___ Stored records
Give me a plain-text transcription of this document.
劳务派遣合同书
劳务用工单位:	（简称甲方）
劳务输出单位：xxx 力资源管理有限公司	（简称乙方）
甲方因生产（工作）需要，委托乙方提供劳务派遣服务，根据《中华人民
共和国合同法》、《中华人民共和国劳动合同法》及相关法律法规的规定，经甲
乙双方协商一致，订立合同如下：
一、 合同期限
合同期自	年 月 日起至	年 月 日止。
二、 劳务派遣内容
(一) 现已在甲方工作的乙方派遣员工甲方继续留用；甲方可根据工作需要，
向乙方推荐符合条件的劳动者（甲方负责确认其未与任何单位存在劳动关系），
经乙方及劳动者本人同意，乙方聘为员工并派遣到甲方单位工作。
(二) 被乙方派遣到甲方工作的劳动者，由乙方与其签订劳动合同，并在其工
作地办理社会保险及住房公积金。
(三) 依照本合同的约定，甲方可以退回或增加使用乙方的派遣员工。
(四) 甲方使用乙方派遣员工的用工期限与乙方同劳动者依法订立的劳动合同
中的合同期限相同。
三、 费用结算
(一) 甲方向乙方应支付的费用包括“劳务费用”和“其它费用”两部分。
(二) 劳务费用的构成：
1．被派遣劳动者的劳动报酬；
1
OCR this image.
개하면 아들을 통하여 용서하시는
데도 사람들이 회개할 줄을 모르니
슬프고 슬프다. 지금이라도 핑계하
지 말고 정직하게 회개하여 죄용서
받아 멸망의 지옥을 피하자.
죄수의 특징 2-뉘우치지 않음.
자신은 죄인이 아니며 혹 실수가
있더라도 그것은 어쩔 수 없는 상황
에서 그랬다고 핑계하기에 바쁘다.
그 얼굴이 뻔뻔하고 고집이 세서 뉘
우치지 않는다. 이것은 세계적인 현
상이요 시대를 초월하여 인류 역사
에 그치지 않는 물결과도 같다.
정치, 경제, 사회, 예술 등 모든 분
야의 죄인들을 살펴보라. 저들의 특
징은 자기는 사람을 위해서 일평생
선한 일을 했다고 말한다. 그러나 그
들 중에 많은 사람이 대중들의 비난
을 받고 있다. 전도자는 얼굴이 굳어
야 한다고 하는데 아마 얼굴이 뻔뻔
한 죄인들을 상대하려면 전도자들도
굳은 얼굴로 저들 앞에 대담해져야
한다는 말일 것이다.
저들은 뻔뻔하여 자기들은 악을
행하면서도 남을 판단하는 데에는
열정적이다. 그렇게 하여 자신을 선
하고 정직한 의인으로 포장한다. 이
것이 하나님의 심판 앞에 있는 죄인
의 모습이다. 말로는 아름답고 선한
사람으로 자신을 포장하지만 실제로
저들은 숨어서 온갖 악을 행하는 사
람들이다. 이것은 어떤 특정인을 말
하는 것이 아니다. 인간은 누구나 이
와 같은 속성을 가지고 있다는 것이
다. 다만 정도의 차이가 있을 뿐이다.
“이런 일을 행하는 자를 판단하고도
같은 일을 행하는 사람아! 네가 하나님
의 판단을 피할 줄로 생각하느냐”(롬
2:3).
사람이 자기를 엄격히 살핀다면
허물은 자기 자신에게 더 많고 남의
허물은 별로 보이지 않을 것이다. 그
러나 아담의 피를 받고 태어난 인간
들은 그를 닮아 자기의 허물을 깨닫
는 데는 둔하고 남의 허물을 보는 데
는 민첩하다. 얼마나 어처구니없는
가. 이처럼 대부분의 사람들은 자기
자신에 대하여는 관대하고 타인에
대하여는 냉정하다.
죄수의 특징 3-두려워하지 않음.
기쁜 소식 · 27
______
- **Aim of the task**
Every record shown above must be echoed exactly.

- **The reply**
Give me a plain-text transcription of this document.
劳务派遣合同书
劳务用工单位:	（简称甲方）
劳务输出单位：xxx 力资源管理有限公司	（简称乙方）
甲方因生产（工作）需要，委托乙方提供劳务派遣服务，根据《中华人民
共和国合同法》、《中华人民共和国劳动合同法》及相关法律法规的规定，经甲
乙双方协商一致，订立合同如下：
一、 合同期限
合同期自	年 月 日起至	年 月 日止。
二、 劳务派遣内容
(一) 现已在甲方工作的乙方派遣员工甲方继续留用；甲方可根据工作需要，
向乙方推荐符合条件的劳动者（甲方负责确认其未与任何单位存在劳动关系），
经乙方及劳动者本人同意，乙方聘为员工并派遣到甲方单位工作。
(二) 被乙方派遣到甲方工作的劳动者，由乙方与其签订劳动合同，并在其工
作地办理社会保险及住房公积金。
(三) 依照本合同的约定，甲方可以退回或增加使用乙方的派遣员工。
(四) 甲方使用乙方派遣员工的用工期限与乙方同劳动者依法订立的劳动合同
中的合同期限相同。
三、 费用结算
(一) 甲方向乙方应支付的费用包括“劳务费用”和“其它费用”两部分。
(二) 劳务费用的构成：
1．被派遣劳动者的劳动报酬；
1
OCR this image.
개하면 아들을 통하여 용서하시는
데도 사람들이 회개할 줄을 모르니
슬프고 슬프다. 지금이라도 핑계하
지 말고 정직하게 회개하여 죄용서
받아 멸망의 지옥을 피하자.
죄수의 특징 2-뉘우치지 않음.
자신은 죄인이 아니며 혹 실수가
있더라도 그것은 어쩔 수 없는 상황
에서 그랬다고 핑계하기에 바쁘다.
그 얼굴이 뻔뻔하고 고집이 세서 뉘
우치지 않는다. 이것은 세계적인 현
상이요 시대를 초월하여 인류 역사
에 그치지 않는 물결과도 같다.
정치, 경제, 사회, 예술 등 모든 분
야의 죄인들을 살펴보라. 저들의 특
징은 자기는 사람을 위해서 일평생
선한 일을 했다고 말한다. 그러나 그
들 중에 많은 사람이 대중들의 비난
을 받고 있다. 전도자는 얼굴이 굳어
야 한다고 하는데 아마 얼굴이 뻔뻔
한 죄인들을 상대하려면 전도자들도
굳은 얼굴로 저들 앞에 대담해져야
한다는 말일 것이다.
저들은 뻔뻔하여 자기들은 악을
행하면서도 남을 판단하는 데에는
열정적이다. 그렇게 하여 자신을 선
하고 정직한 의인으로 포장한다. 이
것이 하나님의 심판 앞에 있는 죄인
의 모습이다. 말로는 아름답고 선한
사람으로 자신을 포장하지만 실제로
저들은 숨어서 온갖 악을 행하는 사
람들이다. 이것은 어떤 특정인을 말
하는 것이 아니다. 인간은 누구나 이
와 같은 속성을 가지고 있다는 것이
다. 다만 정도의 차이가 있을 뿐이다.
“이런 일을 행하는 자를 판단하고도
같은 일을 행하는 사람아! 네가 하나님
의 판단을 피할 줄로 생각하느냐”(롬
2:3).
사람이 자기를 엄격히 살핀다면
허물은 자기 자신에게 더 많고 남의
허물은 별로 보이지 않을 것이다. 그
러나 아담의 피를 받고 태어난 인간
들은 그를 닮아 자기의 허물을 깨닫
는 데는 둔하고 남의 허물을 보는 데
는 민첩하다. 얼마나 어처구니없는
가. 이처럼 대부분의 사람들은 자기
자신에 대하여는 관대하고 타인에
대하여는 냉정하다.
죄수의 특징 3-두려워하지 않음.
기쁜 소식 · 27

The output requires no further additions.